MATERIAL FOR THIS TASK:
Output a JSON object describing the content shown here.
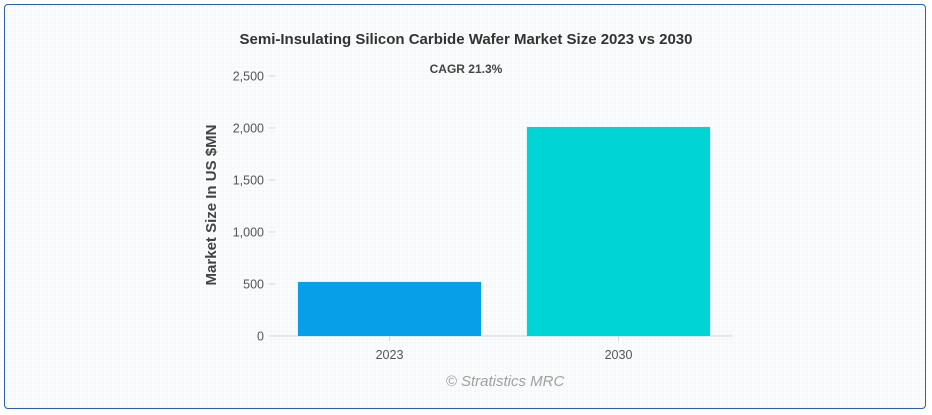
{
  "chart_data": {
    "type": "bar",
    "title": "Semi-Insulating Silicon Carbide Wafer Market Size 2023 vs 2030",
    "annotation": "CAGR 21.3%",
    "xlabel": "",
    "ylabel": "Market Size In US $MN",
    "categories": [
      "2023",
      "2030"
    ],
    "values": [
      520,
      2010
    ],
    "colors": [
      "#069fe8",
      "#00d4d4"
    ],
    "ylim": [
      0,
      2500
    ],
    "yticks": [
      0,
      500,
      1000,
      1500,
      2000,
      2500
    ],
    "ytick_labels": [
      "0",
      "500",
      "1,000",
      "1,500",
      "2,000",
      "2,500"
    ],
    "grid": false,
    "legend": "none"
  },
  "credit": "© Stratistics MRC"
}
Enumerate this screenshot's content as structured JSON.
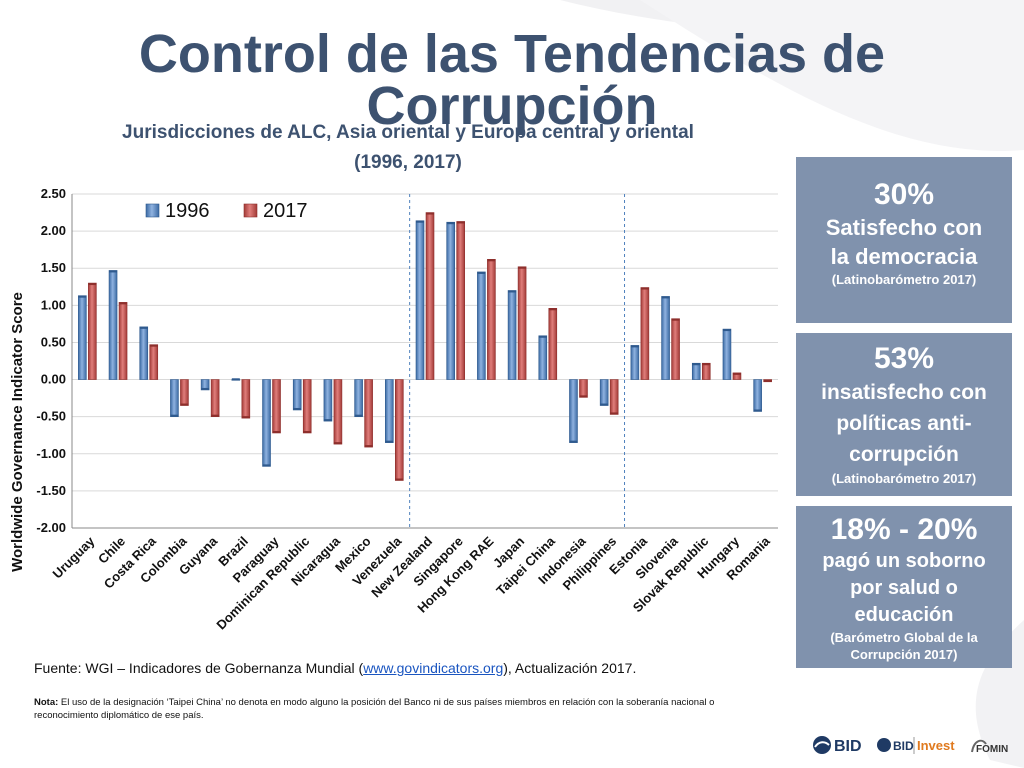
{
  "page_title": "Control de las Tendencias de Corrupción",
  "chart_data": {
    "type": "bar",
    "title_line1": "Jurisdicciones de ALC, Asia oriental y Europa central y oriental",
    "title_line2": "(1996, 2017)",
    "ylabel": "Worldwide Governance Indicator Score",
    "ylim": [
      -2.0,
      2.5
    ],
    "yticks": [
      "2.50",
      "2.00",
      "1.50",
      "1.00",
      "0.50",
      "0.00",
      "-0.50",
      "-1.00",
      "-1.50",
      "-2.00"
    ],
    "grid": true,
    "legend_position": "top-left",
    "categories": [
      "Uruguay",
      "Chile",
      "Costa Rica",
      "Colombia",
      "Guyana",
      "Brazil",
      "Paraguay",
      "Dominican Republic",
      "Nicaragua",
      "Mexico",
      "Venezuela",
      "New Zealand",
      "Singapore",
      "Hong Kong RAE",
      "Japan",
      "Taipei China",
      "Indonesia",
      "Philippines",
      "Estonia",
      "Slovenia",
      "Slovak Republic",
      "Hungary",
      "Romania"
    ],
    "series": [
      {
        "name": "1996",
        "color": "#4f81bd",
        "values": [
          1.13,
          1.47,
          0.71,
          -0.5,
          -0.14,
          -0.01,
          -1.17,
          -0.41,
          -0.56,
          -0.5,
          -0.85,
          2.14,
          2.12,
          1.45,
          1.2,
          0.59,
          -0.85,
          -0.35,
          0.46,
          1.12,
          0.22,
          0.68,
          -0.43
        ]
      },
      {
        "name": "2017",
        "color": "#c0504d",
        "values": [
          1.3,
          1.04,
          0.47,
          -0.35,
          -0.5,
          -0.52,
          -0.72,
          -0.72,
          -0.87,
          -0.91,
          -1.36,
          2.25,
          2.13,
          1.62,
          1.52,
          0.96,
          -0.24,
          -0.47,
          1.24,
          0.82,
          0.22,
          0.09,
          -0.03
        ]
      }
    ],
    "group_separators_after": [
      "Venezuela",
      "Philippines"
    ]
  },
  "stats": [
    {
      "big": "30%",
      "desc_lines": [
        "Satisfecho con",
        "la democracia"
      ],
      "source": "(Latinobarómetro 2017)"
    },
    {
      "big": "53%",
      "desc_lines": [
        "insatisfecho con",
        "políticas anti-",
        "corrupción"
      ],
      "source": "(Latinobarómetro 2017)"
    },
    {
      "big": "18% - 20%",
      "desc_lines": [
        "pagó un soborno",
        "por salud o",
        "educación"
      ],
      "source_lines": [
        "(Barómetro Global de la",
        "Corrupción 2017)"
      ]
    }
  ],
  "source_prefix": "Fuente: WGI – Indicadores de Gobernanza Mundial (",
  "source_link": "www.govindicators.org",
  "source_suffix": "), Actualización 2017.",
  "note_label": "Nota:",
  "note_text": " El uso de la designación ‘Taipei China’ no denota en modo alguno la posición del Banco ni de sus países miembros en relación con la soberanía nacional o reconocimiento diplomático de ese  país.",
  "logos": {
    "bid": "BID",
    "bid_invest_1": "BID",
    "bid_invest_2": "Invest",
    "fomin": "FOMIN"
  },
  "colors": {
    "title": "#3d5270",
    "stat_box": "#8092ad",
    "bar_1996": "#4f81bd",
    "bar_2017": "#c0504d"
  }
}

--

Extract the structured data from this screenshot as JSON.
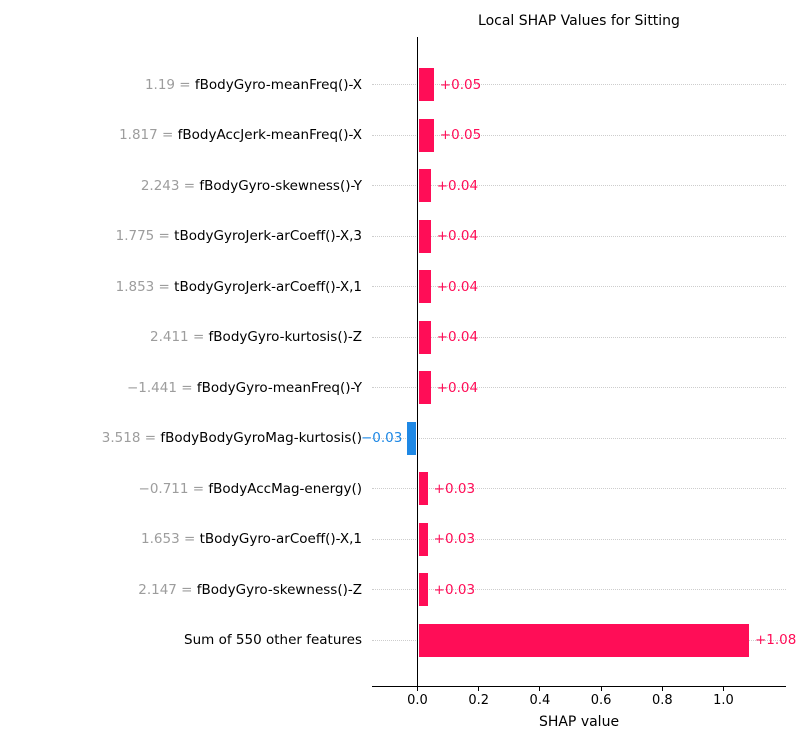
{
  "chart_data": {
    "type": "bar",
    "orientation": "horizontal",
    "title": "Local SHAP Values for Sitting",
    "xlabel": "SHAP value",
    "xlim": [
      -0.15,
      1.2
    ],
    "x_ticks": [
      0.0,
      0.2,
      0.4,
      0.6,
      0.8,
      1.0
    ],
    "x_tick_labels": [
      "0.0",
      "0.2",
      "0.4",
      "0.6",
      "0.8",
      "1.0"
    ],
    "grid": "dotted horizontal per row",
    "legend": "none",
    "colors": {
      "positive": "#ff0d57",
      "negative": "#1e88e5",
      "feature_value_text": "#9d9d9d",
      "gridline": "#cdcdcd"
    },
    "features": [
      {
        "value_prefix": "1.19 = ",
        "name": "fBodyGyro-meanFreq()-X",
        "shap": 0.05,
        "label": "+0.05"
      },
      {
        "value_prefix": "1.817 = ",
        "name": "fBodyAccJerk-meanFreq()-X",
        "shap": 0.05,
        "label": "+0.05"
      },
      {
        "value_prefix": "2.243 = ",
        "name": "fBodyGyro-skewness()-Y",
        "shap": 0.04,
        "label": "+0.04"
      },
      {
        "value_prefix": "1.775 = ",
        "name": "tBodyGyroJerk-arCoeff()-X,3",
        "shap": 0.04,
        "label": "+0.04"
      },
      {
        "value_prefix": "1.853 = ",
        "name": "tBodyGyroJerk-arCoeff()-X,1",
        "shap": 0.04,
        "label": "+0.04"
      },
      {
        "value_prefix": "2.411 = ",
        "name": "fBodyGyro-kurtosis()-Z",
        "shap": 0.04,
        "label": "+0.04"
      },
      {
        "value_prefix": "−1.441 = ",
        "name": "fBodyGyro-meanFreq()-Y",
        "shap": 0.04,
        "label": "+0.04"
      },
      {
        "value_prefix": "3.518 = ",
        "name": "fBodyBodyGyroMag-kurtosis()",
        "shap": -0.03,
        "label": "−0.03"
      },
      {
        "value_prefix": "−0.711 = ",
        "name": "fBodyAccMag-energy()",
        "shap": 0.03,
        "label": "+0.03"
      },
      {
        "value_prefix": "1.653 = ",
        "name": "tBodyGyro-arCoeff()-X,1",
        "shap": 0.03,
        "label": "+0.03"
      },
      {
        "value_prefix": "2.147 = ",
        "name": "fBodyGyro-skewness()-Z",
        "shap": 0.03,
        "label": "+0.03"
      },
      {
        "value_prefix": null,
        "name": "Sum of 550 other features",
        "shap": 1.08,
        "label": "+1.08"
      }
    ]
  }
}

---

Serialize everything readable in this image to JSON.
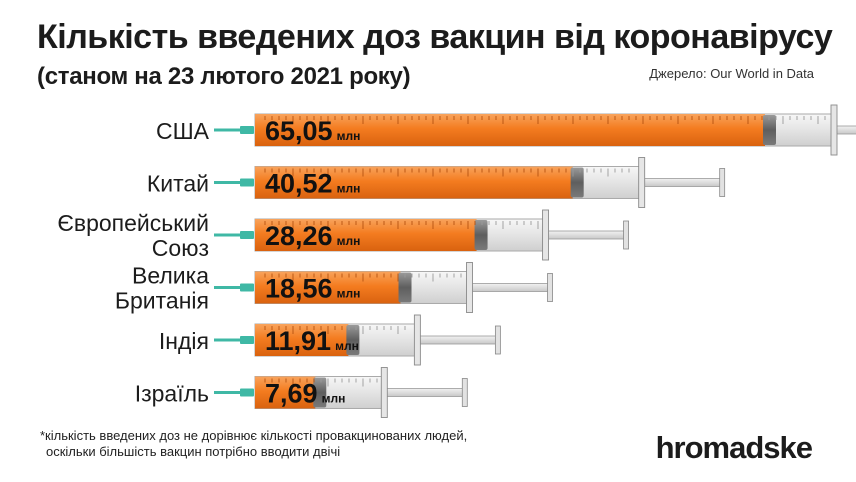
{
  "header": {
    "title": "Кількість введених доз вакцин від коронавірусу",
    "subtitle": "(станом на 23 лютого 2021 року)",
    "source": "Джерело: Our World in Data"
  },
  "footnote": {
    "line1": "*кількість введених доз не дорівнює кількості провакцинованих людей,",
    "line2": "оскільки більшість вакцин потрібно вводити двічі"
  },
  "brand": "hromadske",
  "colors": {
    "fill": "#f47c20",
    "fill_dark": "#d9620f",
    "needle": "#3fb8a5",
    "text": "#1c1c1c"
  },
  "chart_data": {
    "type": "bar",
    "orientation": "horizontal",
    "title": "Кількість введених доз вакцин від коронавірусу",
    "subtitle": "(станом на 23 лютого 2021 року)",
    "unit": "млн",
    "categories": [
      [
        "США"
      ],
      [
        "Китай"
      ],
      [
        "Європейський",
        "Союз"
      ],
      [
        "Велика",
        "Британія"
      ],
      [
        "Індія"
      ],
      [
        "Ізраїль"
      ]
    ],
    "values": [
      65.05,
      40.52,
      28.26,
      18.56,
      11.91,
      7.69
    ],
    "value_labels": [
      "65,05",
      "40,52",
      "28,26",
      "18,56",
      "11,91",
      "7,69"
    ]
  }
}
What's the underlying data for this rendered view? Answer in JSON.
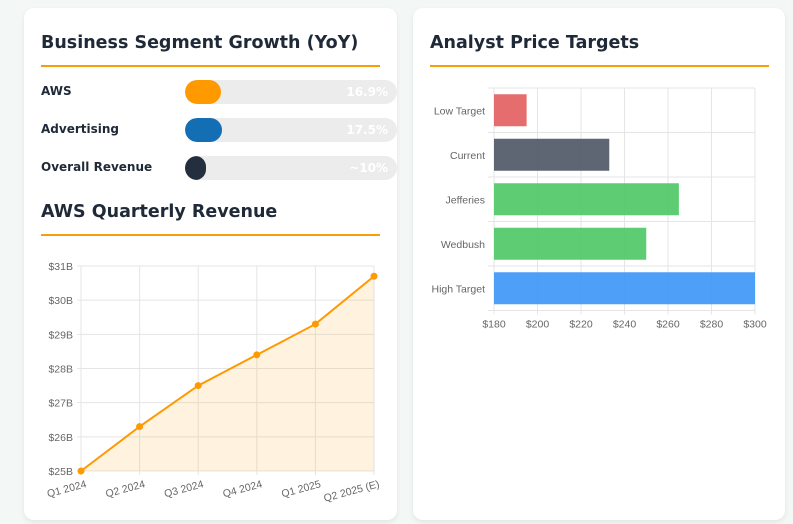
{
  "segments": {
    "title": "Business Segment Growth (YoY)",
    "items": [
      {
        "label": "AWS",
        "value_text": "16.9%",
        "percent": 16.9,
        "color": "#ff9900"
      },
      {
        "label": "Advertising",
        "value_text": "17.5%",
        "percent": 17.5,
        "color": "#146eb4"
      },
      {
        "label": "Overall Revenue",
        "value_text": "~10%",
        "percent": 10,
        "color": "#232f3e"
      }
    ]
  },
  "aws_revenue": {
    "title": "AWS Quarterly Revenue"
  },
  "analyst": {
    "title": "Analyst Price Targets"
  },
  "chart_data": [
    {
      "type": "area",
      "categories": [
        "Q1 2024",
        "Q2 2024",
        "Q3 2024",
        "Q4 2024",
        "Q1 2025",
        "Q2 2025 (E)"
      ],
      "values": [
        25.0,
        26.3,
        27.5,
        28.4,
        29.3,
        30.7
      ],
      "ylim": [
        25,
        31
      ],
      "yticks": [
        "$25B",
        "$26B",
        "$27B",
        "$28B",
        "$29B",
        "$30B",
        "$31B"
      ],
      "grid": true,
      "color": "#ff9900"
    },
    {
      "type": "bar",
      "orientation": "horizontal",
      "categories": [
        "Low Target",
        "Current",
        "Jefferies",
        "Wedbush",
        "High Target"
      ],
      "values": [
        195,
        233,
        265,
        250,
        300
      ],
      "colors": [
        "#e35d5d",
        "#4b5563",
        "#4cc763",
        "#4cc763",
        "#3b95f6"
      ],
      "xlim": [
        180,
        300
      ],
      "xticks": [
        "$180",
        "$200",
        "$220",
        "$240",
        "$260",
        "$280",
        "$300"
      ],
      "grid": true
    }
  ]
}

EXERCISE AIM: Using the records above, copy every line that has the word "structured" in it.

THE RESULT:
Enumerate this screenshot's content as structured JSON.
Extract the structured data from this screenshot as JSON.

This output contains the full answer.